Extracted material.
----------

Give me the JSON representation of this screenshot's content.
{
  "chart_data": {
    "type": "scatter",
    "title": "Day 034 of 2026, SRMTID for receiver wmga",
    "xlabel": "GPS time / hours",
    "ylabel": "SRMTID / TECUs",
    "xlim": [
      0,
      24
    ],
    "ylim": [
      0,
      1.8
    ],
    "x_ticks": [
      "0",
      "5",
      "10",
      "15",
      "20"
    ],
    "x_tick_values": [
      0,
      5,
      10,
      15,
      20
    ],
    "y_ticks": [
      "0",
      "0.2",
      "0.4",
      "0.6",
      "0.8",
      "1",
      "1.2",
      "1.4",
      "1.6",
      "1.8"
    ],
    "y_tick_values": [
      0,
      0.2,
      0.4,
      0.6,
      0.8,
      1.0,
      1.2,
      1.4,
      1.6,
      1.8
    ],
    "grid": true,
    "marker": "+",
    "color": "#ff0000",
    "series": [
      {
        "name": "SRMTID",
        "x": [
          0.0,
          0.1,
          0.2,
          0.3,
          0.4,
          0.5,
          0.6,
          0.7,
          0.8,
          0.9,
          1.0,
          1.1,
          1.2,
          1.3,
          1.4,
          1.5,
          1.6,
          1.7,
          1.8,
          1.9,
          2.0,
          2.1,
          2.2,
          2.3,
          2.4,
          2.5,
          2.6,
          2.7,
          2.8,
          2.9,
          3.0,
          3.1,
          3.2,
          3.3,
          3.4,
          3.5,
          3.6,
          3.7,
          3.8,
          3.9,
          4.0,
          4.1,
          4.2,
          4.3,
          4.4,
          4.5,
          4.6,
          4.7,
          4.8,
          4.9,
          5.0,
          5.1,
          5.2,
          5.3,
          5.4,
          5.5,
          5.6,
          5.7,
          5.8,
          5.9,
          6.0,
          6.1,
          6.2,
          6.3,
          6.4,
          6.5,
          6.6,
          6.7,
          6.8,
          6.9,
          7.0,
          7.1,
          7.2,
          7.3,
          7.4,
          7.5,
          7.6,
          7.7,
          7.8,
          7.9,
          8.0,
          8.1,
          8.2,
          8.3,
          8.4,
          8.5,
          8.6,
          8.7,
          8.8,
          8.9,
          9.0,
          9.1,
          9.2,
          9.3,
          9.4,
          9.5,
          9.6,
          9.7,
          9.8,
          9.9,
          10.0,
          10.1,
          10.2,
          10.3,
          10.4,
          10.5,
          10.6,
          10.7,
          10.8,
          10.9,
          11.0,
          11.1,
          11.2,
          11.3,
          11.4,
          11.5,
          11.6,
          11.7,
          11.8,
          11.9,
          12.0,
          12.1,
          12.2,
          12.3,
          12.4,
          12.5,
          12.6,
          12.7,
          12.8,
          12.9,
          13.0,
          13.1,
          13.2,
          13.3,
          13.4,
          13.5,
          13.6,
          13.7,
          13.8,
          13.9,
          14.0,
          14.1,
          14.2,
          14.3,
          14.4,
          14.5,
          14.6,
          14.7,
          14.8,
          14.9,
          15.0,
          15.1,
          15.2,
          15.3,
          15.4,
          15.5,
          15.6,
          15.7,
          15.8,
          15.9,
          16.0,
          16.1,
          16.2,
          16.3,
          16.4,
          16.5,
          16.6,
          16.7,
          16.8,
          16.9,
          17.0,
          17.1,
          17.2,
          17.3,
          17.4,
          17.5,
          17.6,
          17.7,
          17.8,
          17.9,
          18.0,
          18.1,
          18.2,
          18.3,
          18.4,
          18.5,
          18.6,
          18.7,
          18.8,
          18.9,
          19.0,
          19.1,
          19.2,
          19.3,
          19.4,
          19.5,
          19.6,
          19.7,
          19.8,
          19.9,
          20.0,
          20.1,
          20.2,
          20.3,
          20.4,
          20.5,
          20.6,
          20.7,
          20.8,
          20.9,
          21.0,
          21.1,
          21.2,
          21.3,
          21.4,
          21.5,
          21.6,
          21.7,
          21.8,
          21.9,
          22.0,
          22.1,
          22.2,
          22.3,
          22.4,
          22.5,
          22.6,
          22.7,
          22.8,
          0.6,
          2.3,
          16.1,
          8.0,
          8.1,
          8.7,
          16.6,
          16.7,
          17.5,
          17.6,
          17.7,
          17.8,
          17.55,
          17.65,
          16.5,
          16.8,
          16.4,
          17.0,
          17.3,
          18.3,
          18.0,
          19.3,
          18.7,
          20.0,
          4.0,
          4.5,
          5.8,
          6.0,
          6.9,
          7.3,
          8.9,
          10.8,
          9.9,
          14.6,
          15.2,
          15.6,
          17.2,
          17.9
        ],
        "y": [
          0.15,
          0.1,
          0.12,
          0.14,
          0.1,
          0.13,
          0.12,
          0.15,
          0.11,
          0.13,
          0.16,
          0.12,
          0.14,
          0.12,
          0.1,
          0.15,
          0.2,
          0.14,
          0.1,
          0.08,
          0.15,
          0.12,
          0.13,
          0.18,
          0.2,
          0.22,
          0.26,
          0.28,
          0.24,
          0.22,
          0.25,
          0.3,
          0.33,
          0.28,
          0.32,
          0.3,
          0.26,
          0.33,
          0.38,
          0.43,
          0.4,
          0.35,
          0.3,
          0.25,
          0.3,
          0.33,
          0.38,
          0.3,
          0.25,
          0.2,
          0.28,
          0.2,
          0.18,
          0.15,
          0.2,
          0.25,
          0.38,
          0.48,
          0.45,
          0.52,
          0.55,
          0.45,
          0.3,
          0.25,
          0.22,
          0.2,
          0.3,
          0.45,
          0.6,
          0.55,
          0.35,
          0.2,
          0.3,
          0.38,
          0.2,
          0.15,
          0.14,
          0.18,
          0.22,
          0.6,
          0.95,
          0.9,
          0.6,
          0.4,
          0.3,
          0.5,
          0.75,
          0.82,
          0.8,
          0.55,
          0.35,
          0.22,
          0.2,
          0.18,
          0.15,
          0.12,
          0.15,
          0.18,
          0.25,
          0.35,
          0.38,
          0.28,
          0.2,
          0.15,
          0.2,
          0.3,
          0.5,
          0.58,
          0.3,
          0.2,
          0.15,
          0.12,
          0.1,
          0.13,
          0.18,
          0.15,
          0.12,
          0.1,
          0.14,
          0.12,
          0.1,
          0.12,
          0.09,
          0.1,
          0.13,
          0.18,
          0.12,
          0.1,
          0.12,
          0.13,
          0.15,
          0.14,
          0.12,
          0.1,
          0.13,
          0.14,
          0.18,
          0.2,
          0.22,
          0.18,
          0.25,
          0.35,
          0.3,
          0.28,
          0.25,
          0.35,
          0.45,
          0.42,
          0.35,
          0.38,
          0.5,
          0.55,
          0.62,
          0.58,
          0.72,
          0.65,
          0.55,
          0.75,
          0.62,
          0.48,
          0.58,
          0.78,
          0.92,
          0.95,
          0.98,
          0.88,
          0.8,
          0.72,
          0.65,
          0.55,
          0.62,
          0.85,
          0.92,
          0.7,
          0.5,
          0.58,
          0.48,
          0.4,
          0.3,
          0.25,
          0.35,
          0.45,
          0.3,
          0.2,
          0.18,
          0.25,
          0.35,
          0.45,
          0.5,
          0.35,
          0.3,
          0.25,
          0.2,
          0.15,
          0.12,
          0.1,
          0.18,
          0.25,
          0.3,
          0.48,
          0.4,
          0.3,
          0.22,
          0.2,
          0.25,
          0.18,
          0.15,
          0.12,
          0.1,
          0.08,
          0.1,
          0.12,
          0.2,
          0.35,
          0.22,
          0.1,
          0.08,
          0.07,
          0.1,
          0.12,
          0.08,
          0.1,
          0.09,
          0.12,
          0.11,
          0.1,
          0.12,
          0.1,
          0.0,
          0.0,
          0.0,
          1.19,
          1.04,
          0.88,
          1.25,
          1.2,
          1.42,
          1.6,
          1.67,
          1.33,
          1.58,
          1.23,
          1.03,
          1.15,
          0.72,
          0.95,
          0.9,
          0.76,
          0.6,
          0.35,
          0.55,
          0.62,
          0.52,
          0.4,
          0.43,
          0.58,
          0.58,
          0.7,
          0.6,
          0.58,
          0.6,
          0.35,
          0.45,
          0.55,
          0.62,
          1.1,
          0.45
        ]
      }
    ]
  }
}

----------

How many of the lines in the listing above hold the word "SRMTID"? Report only that figure.

Exercise solution. 3